Copy, in full, each line of the material that holds the word "ustunlarni".

········

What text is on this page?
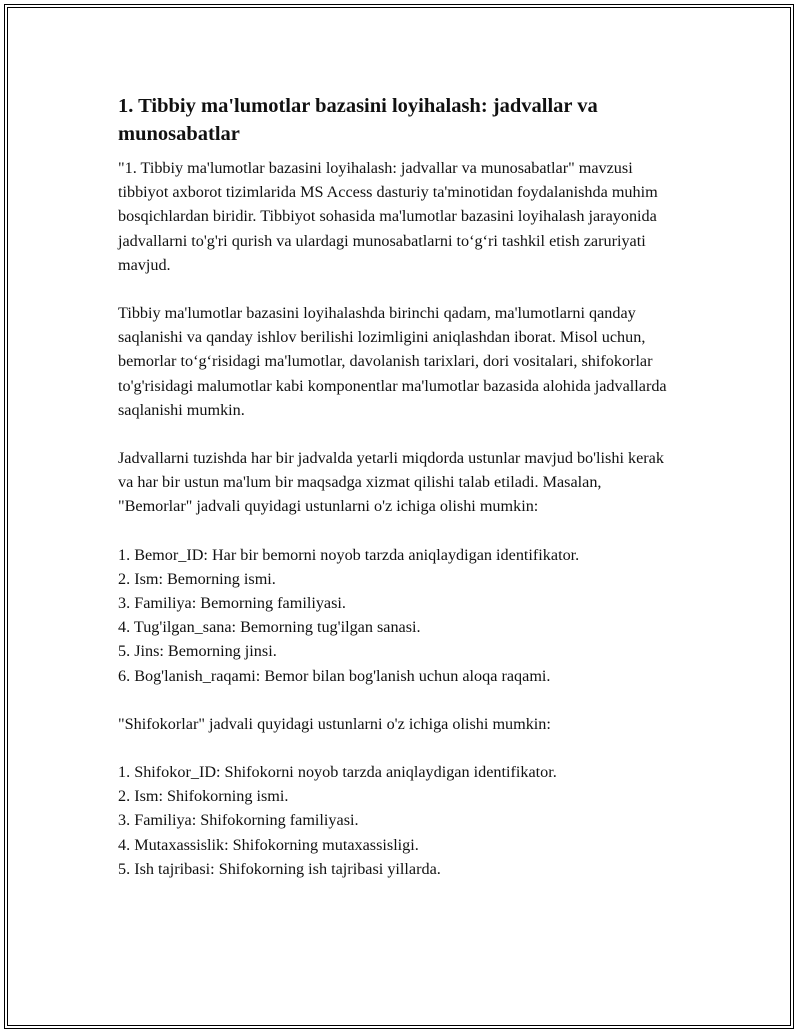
1. Tibbiy ma'lumotlar bazasini loyihalash: jadvallar va munosabatlar

"1. Tibbiy ma'lumotlar bazasini loyihalash: jadvallar va munosabatlar" mavzusi tibbiyot axborot tizimlarida MS Access dasturiy ta'minotidan foydalanishda muhim bosqichlardan biridir. Tibbiyot sohasida ma'lumotlar bazasini loyihalash jarayonida jadvallarni to'g'ri qurish va ulardagi munosabatlarni to‘g‘ri tashkil etish zaruriyati mavjud.

Tibbiy ma'lumotlar bazasini loyihalashda birinchi qadam, ma'lumotlarni qanday saqlanishi va qanday ishlov berilishi lozimligini aniqlashdan iborat. Misol uchun, bemorlar to‘g‘risidagi ma'lumotlar, davolanish tarixlari, dori vositalari, shifokorlar to'g'risidagi malumotlar kabi komponentlar ma'lumotlar bazasida alohida jadvallarda saqlanishi mumkin.

Jadvallarni tuzishda har bir jadvalda yetarli miqdorda ustunlar mavjud bo'lishi kerak va har bir ustun ma'lum bir maqsadga xizmat qilishi talab etiladi. Masalan, "Bemorlar" jadvali quyidagi ustunlarni o'z ichiga olishi mumkin:

1. Bemor_ID: Har bir bemorni noyob tarzda aniqlaydigan identifikator.
2. Ism: Bemorning ismi.
3. Familiya: Bemorning familiyasi.
4. Tug'ilgan_sana: Bemorning tug'ilgan sanasi.
5. Jins: Bemorning jinsi.
6. Bog'lanish_raqami: Bemor bilan bog'lanish uchun aloqa raqami.

"Shifokorlar" jadvali quyidagi ustunlarni o'z ichiga olishi mumkin:

1. Shifokor_ID: Shifokorni noyob tarzda aniqlaydigan identifikator.
2. Ism: Shifokorning ismi.
3. Familiya: Shifokorning familiyasi.
4. Mutaxassislik: Shifokorning mutaxassisligi.
5. Ish tajribasi: Shifokorning ish tajribasi yillarda.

········

RESPONSE:
Jadvallarni tuzishda har bir jadvalda yetarli miqdorda ustunlar mavjud bo'lishi kerak va har bir ustun ma'lum bir maqsadga xizmat qilishi talab etiladi. Masalan, "Bemorlar" jadvali quyidagi ustunlarni o'z ichiga olishi mumkin:
"Shifokorlar" jadvali quyidagi ustunlarni o'z ichiga olishi mumkin:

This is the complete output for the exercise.